◆ **WORK INSTRUCTIONS**
Take the data below and repeat it exactly.

______________________________

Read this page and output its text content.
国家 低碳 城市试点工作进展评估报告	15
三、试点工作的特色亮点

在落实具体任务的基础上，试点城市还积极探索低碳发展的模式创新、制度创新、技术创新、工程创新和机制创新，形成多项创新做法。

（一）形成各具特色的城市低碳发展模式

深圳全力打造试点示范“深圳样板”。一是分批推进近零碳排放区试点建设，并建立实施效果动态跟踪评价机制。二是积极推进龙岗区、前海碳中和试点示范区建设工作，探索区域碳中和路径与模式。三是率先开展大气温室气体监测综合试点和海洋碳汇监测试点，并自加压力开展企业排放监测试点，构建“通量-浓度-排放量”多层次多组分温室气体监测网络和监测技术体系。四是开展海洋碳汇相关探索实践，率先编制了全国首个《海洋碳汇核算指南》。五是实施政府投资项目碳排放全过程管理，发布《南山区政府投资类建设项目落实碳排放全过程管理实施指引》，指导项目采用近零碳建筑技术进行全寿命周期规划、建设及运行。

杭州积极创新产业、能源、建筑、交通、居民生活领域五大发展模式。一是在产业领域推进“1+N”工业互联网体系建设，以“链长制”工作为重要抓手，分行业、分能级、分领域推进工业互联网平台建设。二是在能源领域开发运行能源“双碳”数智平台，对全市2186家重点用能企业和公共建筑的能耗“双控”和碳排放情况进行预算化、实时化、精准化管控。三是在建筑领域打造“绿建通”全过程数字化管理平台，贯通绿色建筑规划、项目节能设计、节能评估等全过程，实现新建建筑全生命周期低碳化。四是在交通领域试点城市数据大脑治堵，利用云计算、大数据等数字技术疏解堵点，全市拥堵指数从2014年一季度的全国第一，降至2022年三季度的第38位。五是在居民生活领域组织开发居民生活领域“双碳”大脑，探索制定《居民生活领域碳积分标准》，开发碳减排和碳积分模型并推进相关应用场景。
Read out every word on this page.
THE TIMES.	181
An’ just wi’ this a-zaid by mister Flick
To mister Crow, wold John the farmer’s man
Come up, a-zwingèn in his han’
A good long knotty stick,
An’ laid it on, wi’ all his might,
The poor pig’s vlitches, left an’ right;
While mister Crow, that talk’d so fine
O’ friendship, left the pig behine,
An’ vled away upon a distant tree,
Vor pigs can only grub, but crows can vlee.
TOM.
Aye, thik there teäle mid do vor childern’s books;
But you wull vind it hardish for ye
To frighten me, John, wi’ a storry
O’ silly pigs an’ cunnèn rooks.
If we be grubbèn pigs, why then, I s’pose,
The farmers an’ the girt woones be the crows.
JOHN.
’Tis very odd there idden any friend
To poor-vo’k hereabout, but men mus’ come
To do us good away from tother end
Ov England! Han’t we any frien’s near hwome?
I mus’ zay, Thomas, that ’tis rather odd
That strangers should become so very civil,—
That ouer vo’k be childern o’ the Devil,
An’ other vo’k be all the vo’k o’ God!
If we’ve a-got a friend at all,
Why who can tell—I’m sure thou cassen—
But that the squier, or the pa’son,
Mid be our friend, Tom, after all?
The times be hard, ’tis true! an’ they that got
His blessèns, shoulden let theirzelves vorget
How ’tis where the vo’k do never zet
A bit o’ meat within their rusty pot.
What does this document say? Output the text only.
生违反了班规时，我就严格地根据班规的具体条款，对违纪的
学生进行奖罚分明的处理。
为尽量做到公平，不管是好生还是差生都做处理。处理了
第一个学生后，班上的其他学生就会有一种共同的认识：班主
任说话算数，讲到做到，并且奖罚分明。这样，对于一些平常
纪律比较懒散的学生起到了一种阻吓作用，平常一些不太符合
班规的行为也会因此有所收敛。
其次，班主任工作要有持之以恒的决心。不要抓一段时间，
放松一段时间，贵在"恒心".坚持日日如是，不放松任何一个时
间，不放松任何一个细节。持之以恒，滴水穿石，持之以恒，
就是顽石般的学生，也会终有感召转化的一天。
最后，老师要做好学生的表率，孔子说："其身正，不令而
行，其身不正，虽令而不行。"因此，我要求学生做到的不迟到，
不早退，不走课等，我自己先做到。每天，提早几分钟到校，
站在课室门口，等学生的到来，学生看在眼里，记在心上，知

______________________________

◆ **OUTPUT FOR THIS EXERCISE**
Read this page and output its text content.
国家 低碳 城市试点工作进展评估报告	15
三、试点工作的特色亮点

在落实具体任务的基础上，试点城市还积极探索低碳发展的模式创新、制度创新、技术创新、工程创新和机制创新，形成多项创新做法。

（一）形成各具特色的城市低碳发展模式

深圳全力打造试点示范“深圳样板”。一是分批推进近零碳排放区试点建设，并建立实施效果动态跟踪评价机制。二是积极推进龙岗区、前海碳中和试点示范区建设工作，探索区域碳中和路径与模式。三是率先开展大气温室气体监测综合试点和海洋碳汇监测试点，并自加压力开展企业排放监测试点，构建“通量-浓度-排放量”多层次多组分温室气体监测网络和监测技术体系。四是开展海洋碳汇相关探索实践，率先编制了全国首个《海洋碳汇核算指南》。五是实施政府投资项目碳排放全过程管理，发布《南山区政府投资类建设项目落实碳排放全过程管理实施指引》，指导项目采用近零碳建筑技术进行全寿命周期规划、建设及运行。

杭州积极创新产业、能源、建筑、交通、居民生活领域五大发展模式。一是在产业领域推进“1+N”工业互联网体系建设，以“链长制”工作为重要抓手，分行业、分能级、分领域推进工业互联网平台建设。二是在能源领域开发运行能源“双碳”数智平台，对全市2186家重点用能企业和公共建筑的能耗“双控”和碳排放情况进行预算化、实时化、精准化管控。三是在建筑领域打造“绿建通”全过程数字化管理平台，贯通绿色建筑规划、项目节能设计、节能评估等全过程，实现新建建筑全生命周期低碳化。四是在交通领域试点城市数据大脑治堵，利用云计算、大数据等数字技术疏解堵点，全市拥堵指数从2014年一季度的全国第一，降至2022年三季度的第38位。五是在居民生活领域组织开发居民生活领域“双碳”大脑，探索制定《居民生活领域碳积分标准》，开发碳减排和碳积分模型并推进相关应用场景。
Read out every word on this page.
THE TIMES.	181
An’ just wi’ this a-zaid by mister Flick
To mister Crow, wold John the farmer’s man
Come up, a-zwingèn in his han’
A good long knotty stick,
An’ laid it on, wi’ all his might,
The poor pig’s vlitches, left an’ right;
While mister Crow, that talk’d so fine
O’ friendship, left the pig behine,
An’ vled away upon a distant tree,
Vor pigs can only grub, but crows can vlee.
TOM.
Aye, thik there teäle mid do vor childern’s books;
But you wull vind it hardish for ye
To frighten me, John, wi’ a storry
O’ silly pigs an’ cunnèn rooks.
If we be grubbèn pigs, why then, I s’pose,
The farmers an’ the girt woones be the crows.
JOHN.
’Tis very odd there idden any friend
To poor-vo’k hereabout, but men mus’ come
To do us good away from tother end
Ov England! Han’t we any frien’s near hwome?
I mus’ zay, Thomas, that ’tis rather odd
That strangers should become so very civil,—
That ouer vo’k be childern o’ the Devil,
An’ other vo’k be all the vo’k o’ God!
If we’ve a-got a friend at all,
Why who can tell—I’m sure thou cassen—
But that the squier, or the pa’son,
Mid be our friend, Tom, after all?
The times be hard, ’tis true! an’ they that got
His blessèns, shoulden let theirzelves vorget
How ’tis where the vo’k do never zet
A bit o’ meat within their rusty pot.
What does this document say? Output the text only.
生违反了班规时，我就严格地根据班规的具体条款，对违纪的
学生进行奖罚分明的处理。
为尽量做到公平，不管是好生还是差生都做处理。处理了
第一个学生后，班上的其他学生就会有一种共同的认识：班主
任说话算数，讲到做到，并且奖罚分明。这样，对于一些平常
纪律比较懒散的学生起到了一种阻吓作用，平常一些不太符合
班规的行为也会因此有所收敛。
其次，班主任工作要有持之以恒的决心。不要抓一段时间，
放松一段时间，贵在"恒心".坚持日日如是，不放松任何一个时
间，不放松任何一个细节。持之以恒，滴水穿石，持之以恒，
就是顽石般的学生，也会终有感召转化的一天。
最后，老师要做好学生的表率，孔子说："其身正，不令而
行，其身不正，虽令而不行。"因此，我要求学生做到的不迟到，
不早退，不走课等，我自己先做到。每天，提早几分钟到校，
站在课室门口，等学生的到来，学生看在眼里，记在心上，知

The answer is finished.